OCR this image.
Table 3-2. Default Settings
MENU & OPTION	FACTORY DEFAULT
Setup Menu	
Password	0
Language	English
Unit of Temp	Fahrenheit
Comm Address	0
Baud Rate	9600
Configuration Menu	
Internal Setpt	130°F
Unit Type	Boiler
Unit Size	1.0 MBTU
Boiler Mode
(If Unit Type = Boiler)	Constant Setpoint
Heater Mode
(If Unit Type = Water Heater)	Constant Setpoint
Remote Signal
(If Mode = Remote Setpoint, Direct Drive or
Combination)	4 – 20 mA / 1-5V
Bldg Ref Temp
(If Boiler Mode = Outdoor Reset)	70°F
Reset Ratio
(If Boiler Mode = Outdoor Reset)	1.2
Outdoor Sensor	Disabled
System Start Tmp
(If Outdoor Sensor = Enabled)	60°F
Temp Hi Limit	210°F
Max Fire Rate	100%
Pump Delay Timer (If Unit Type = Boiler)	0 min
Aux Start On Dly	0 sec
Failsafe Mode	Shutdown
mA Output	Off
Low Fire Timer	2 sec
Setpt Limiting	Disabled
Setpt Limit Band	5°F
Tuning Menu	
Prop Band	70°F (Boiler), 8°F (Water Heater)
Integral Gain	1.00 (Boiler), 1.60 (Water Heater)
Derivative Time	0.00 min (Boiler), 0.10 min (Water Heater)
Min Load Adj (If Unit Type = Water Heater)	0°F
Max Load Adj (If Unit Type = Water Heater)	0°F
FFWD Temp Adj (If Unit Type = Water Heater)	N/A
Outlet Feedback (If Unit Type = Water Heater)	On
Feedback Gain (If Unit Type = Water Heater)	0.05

· · · · · · ·

◆ **THE REQUEST**
Would you give the material above again, complete and exact?

◆ **RESPONSE**
OCR this image.
Table 3-2. Default Settings
MENU & OPTION	FACTORY DEFAULT
Setup Menu	
Password	0
Language	English
Unit of Temp	Fahrenheit
Comm Address	0
Baud Rate	9600
Configuration Menu	
Internal Setpt	130°F
Unit Type	Boiler
Unit Size	1.0 MBTU
Boiler Mode
(If Unit Type = Boiler)	Constant Setpoint
Heater Mode
(If Unit Type = Water Heater)	Constant Setpoint
Remote Signal
(If Mode = Remote Setpoint, Direct Drive or
Combination)	4 – 20 mA / 1-5V
Bldg Ref Temp
(If Boiler Mode = Outdoor Reset)	70°F
Reset Ratio
(If Boiler Mode = Outdoor Reset)	1.2
Outdoor Sensor	Disabled
System Start Tmp
(If Outdoor Sensor = Enabled)	60°F
Temp Hi Limit	210°F
Max Fire Rate	100%
Pump Delay Timer (If Unit Type = Boiler)	0 min
Aux Start On Dly	0 sec
Failsafe Mode	Shutdown
mA Output	Off
Low Fire Timer	2 sec
Setpt Limiting	Disabled
Setpt Limit Band	5°F
Tuning Menu	
Prop Band	70°F (Boiler), 8°F (Water Heater)
Integral Gain	1.00 (Boiler), 1.60 (Water Heater)
Derivative Time	0.00 min (Boiler), 0.10 min (Water Heater)
Min Load Adj (If Unit Type = Water Heater)	0°F
Max Load Adj (If Unit Type = Water Heater)	0°F
FFWD Temp Adj (If Unit Type = Water Heater)	N/A
Outlet Feedback (If Unit Type = Water Heater)	On
Feedback Gain (If Unit Type = Water Heater)	0.05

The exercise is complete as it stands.